**Requirements:** Write out the entries verbatim and leave the images out of the copy.

**Records for the exercise:**
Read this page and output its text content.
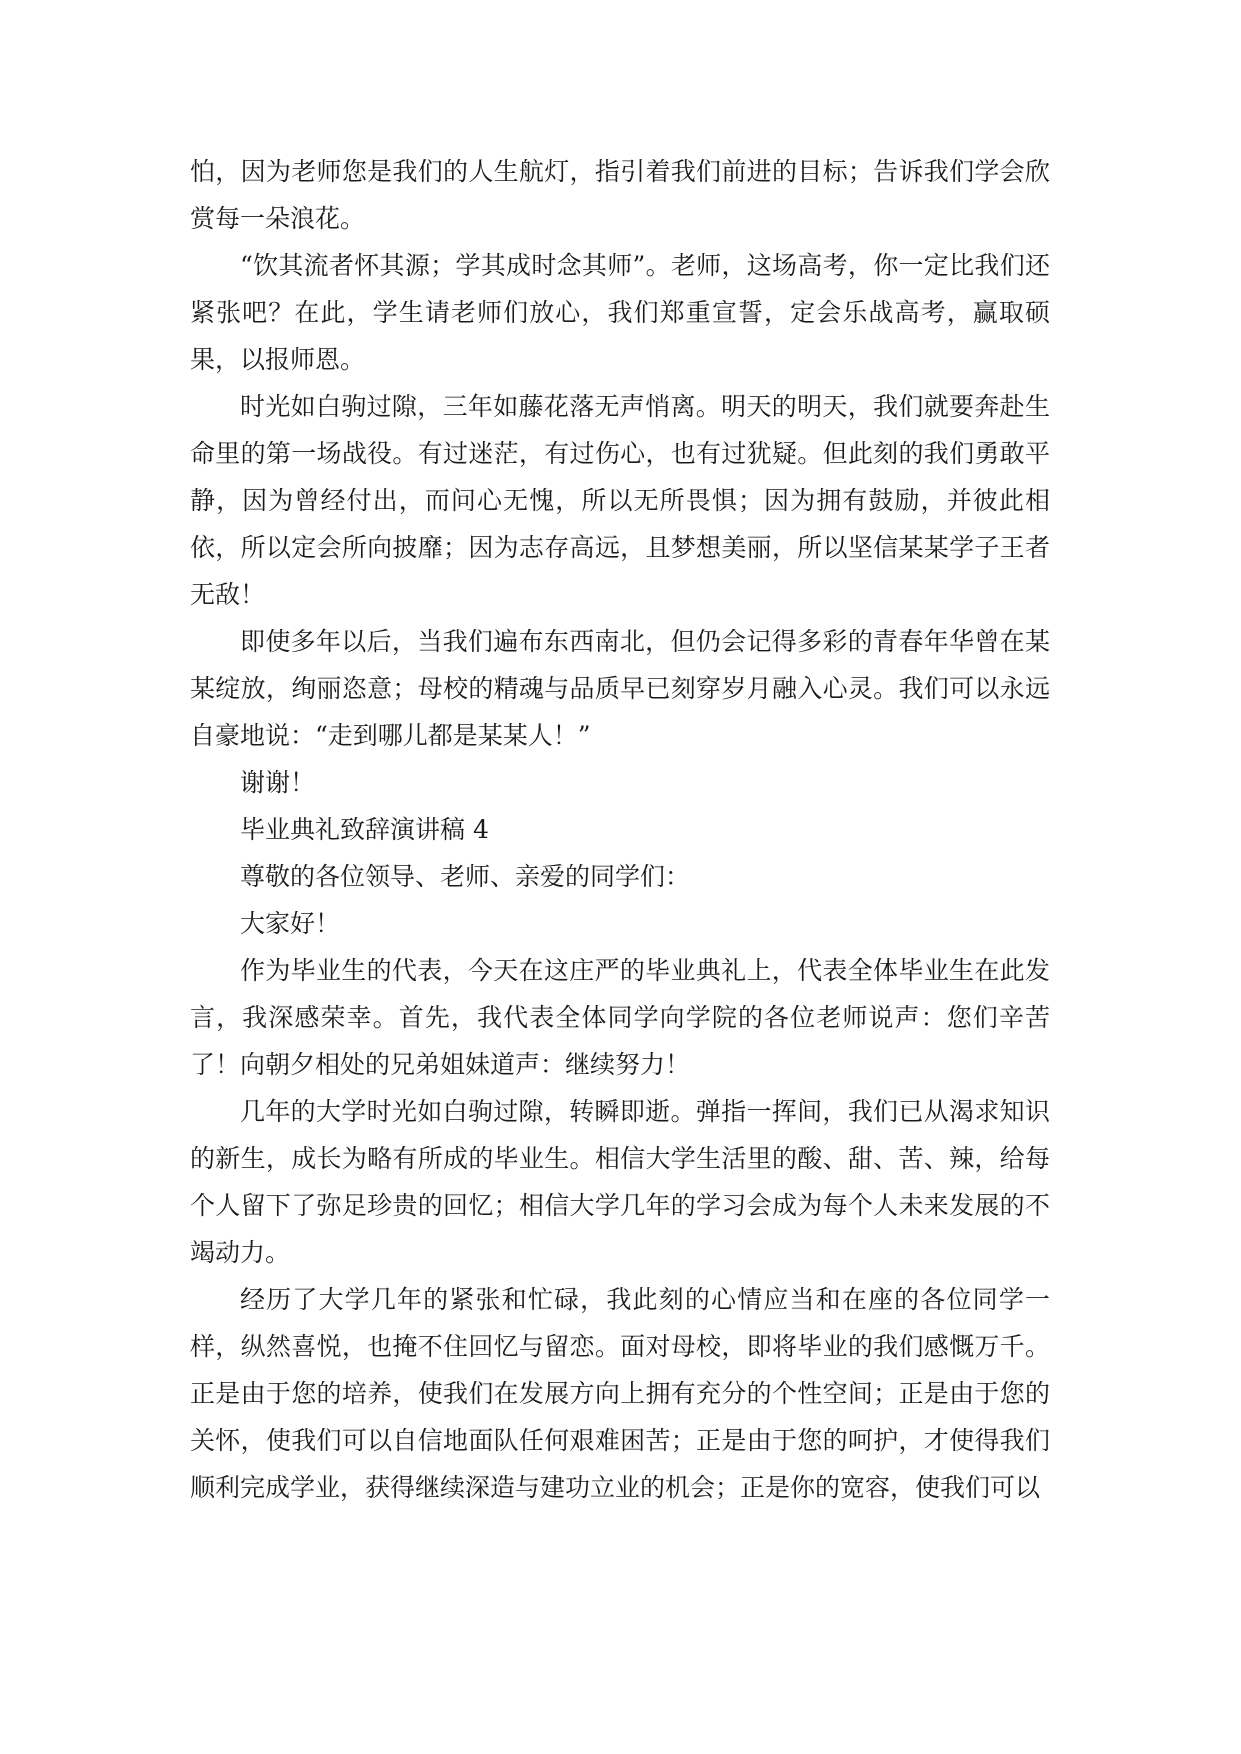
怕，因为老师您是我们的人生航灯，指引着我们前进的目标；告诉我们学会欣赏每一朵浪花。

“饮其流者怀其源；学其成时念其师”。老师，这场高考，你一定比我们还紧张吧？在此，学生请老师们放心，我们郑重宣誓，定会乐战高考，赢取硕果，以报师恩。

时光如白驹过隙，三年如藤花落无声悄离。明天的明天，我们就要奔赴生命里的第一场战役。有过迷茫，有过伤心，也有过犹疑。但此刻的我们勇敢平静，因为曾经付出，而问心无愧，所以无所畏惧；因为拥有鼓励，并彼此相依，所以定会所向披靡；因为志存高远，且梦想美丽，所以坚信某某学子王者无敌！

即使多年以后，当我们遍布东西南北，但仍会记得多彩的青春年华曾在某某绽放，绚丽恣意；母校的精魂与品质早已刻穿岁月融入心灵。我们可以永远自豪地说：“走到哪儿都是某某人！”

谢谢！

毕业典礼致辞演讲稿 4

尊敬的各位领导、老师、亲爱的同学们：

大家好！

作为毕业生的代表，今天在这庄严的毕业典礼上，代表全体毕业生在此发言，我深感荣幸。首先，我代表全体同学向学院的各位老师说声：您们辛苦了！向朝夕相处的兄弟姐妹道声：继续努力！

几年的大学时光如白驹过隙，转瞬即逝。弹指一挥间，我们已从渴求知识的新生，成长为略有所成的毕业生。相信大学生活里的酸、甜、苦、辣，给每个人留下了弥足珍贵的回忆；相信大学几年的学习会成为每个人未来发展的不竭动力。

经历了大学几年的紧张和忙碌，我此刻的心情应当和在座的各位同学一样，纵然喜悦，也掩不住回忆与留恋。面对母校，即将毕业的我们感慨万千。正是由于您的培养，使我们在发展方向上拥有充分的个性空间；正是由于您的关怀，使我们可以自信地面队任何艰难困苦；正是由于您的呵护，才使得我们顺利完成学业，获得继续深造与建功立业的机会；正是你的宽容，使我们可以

**Response for this exercise:**
Read this page and output its text content.
怕，因为老师您是我们的人生航灯，指引着我们前进的目标；告诉我们学会欣赏每一朵浪花。

“饮其流者怀其源；学其成时念其师”。老师，这场高考，你一定比我们还紧张吧？在此，学生请老师们放心，我们郑重宣誓，定会乐战高考，赢取硕果，以报师恩。

时光如白驹过隙，三年如藤花落无声悄离。明天的明天，我们就要奔赴生命里的第一场战役。有过迷茫，有过伤心，也有过犹疑。但此刻的我们勇敢平静，因为曾经付出，而问心无愧，所以无所畏惧；因为拥有鼓励，并彼此相依，所以定会所向披靡；因为志存高远，且梦想美丽，所以坚信某某学子王者无敌！

即使多年以后，当我们遍布东西南北，但仍会记得多彩的青春年华曾在某某绽放，绚丽恣意；母校的精魂与品质早已刻穿岁月融入心灵。我们可以永远自豪地说：“走到哪儿都是某某人！”

谢谢！

毕业典礼致辞演讲稿 4

尊敬的各位领导、老师、亲爱的同学们：

大家好！

作为毕业生的代表，今天在这庄严的毕业典礼上，代表全体毕业生在此发言，我深感荣幸。首先，我代表全体同学向学院的各位老师说声：您们辛苦了！向朝夕相处的兄弟姐妹道声：继续努力！

几年的大学时光如白驹过隙，转瞬即逝。弹指一挥间，我们已从渴求知识的新生，成长为略有所成的毕业生。相信大学生活里的酸、甜、苦、辣，给每个人留下了弥足珍贵的回忆；相信大学几年的学习会成为每个人未来发展的不竭动力。

经历了大学几年的紧张和忙碌，我此刻的心情应当和在座的各位同学一样，纵然喜悦，也掩不住回忆与留恋。面对母校，即将毕业的我们感慨万千。正是由于您的培养，使我们在发展方向上拥有充分的个性空间；正是由于您的关怀，使我们可以自信地面队任何艰难困苦；正是由于您的呵护，才使得我们顺利完成学业，获得继续深造与建功立业的机会；正是你的宽容，使我们可以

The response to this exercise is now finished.